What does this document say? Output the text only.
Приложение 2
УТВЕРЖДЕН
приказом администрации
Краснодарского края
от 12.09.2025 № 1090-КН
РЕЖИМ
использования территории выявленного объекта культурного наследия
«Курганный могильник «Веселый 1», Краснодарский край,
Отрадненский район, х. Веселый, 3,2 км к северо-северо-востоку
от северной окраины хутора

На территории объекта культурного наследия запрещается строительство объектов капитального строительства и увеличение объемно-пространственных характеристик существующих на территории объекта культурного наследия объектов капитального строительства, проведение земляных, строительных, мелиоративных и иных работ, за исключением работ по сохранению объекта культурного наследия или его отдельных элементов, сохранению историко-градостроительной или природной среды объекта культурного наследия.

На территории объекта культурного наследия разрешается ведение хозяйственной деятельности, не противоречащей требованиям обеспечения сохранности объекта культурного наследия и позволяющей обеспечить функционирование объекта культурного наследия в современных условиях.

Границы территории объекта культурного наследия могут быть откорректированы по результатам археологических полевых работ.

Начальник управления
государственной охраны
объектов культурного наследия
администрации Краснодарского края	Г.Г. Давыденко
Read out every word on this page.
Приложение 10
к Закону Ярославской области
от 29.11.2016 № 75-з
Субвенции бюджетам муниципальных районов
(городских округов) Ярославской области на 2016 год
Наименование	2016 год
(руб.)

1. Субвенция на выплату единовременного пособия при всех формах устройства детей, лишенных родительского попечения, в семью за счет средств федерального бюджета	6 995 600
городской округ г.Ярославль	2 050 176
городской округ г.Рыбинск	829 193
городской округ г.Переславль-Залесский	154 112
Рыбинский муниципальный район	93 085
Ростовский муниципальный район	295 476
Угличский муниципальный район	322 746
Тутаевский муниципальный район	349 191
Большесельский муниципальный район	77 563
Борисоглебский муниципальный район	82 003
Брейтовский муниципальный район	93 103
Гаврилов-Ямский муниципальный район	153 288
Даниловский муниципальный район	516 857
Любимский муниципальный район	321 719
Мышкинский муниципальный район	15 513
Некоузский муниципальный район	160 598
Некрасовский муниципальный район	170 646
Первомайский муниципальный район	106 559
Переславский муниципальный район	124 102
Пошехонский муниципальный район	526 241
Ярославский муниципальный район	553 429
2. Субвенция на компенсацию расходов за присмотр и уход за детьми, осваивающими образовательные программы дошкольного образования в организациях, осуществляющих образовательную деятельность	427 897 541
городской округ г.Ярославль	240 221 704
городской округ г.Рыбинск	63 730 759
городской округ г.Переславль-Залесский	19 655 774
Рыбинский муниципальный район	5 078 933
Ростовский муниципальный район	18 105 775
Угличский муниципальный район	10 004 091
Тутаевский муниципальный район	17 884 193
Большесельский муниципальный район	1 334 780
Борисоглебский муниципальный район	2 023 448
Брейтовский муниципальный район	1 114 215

###

What this task involves: In the entries above, find each line with the word "Залесский" and show it.

Finished answer:
городской округ г.Переславль-Залесский	154 112
городской округ г.Переславль-Залесский	19 655 774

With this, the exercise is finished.